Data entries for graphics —

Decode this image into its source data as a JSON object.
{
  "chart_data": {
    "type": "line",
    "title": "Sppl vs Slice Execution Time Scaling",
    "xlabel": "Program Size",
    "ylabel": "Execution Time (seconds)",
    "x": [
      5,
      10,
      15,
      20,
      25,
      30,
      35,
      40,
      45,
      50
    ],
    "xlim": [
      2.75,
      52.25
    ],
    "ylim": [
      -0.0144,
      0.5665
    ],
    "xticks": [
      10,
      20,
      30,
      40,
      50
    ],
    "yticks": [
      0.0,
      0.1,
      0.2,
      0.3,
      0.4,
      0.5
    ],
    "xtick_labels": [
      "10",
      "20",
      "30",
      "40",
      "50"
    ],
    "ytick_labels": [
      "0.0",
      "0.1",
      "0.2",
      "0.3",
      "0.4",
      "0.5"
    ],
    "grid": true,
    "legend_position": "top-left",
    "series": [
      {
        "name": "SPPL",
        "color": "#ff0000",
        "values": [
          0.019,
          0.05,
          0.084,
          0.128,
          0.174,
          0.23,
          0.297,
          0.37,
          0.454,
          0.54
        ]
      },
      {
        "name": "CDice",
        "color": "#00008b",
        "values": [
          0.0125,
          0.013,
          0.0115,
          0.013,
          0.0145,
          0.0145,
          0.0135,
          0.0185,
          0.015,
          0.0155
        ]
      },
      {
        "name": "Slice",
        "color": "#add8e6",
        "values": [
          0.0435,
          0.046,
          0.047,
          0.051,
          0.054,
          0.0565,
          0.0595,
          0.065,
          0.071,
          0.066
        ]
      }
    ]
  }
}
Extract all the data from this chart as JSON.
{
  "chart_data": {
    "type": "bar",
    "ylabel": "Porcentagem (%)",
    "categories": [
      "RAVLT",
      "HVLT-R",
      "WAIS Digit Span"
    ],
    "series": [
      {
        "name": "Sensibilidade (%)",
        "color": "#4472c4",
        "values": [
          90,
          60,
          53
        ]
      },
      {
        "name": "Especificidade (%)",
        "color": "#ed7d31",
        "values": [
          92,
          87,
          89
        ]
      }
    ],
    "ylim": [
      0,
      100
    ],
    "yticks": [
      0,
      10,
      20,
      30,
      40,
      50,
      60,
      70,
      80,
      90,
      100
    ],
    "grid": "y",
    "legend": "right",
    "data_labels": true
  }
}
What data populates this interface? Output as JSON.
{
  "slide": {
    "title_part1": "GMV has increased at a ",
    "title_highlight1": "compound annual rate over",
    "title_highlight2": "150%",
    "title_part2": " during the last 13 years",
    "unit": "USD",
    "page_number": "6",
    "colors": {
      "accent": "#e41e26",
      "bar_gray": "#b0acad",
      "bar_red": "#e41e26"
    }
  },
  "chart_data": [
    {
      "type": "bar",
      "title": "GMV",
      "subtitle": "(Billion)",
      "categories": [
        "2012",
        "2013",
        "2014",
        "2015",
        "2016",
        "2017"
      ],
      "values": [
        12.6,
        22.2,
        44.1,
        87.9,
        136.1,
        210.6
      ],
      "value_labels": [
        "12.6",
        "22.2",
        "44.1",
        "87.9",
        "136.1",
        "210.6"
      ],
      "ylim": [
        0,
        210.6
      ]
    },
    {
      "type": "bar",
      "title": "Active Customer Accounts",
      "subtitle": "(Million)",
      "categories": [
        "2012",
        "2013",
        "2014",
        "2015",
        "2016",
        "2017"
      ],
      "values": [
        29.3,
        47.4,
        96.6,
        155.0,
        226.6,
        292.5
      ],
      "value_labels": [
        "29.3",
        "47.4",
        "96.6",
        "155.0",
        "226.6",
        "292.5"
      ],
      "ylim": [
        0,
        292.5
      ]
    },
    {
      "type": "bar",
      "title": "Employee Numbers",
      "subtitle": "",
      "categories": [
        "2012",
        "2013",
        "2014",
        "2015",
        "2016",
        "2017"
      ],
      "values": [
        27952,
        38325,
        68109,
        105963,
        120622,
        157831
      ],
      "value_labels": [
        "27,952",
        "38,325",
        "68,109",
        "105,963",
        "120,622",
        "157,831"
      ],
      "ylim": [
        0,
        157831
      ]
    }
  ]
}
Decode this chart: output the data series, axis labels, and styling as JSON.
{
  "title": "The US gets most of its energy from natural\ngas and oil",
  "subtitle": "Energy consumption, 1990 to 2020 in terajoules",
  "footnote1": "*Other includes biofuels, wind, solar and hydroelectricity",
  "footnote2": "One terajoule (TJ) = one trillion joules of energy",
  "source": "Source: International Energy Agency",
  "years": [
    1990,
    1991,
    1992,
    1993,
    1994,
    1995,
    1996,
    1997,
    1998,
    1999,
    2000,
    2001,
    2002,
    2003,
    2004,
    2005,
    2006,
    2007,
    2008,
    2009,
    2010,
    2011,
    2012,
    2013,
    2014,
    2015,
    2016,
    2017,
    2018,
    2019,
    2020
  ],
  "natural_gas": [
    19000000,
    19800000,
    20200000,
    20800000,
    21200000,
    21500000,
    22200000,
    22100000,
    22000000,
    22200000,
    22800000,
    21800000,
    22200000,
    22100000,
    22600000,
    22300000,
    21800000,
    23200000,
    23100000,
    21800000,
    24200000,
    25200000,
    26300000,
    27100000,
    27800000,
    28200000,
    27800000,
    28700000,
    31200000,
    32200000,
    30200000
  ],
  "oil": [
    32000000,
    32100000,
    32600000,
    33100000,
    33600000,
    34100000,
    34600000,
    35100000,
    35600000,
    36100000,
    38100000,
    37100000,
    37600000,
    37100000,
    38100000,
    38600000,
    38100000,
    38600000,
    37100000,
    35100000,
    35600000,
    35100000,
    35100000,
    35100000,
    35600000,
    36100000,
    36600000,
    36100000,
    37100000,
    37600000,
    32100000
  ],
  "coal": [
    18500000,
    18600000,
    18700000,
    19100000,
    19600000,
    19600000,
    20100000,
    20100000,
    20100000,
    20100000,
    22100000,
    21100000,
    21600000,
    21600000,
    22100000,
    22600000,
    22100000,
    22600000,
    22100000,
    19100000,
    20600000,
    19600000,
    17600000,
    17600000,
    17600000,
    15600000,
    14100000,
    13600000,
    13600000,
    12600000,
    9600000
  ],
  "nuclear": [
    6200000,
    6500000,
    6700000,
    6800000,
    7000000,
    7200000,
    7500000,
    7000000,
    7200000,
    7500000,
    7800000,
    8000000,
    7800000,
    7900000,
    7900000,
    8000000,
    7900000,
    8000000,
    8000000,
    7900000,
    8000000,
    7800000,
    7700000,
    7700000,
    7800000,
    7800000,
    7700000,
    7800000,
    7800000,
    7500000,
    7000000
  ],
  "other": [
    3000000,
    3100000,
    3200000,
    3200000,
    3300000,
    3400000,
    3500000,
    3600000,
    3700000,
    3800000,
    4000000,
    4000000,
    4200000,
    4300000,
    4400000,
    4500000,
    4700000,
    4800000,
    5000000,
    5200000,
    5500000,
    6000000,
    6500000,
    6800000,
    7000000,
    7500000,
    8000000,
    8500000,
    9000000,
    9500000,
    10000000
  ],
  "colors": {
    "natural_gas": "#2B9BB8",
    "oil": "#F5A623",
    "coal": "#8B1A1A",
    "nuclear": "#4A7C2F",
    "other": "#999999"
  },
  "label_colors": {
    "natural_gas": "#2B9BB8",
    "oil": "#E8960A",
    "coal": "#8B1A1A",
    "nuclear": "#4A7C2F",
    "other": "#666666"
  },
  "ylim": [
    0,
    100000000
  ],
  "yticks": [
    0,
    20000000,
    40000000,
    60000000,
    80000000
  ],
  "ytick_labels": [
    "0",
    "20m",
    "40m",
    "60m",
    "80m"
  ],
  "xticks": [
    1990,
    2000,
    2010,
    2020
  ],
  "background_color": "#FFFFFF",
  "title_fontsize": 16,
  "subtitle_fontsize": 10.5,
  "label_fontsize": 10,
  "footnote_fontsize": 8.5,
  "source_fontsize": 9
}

SHORT TASK —
Report how many lines in the records hold the word "from", giving the number and nothing else.

FINAL ANSWER —
2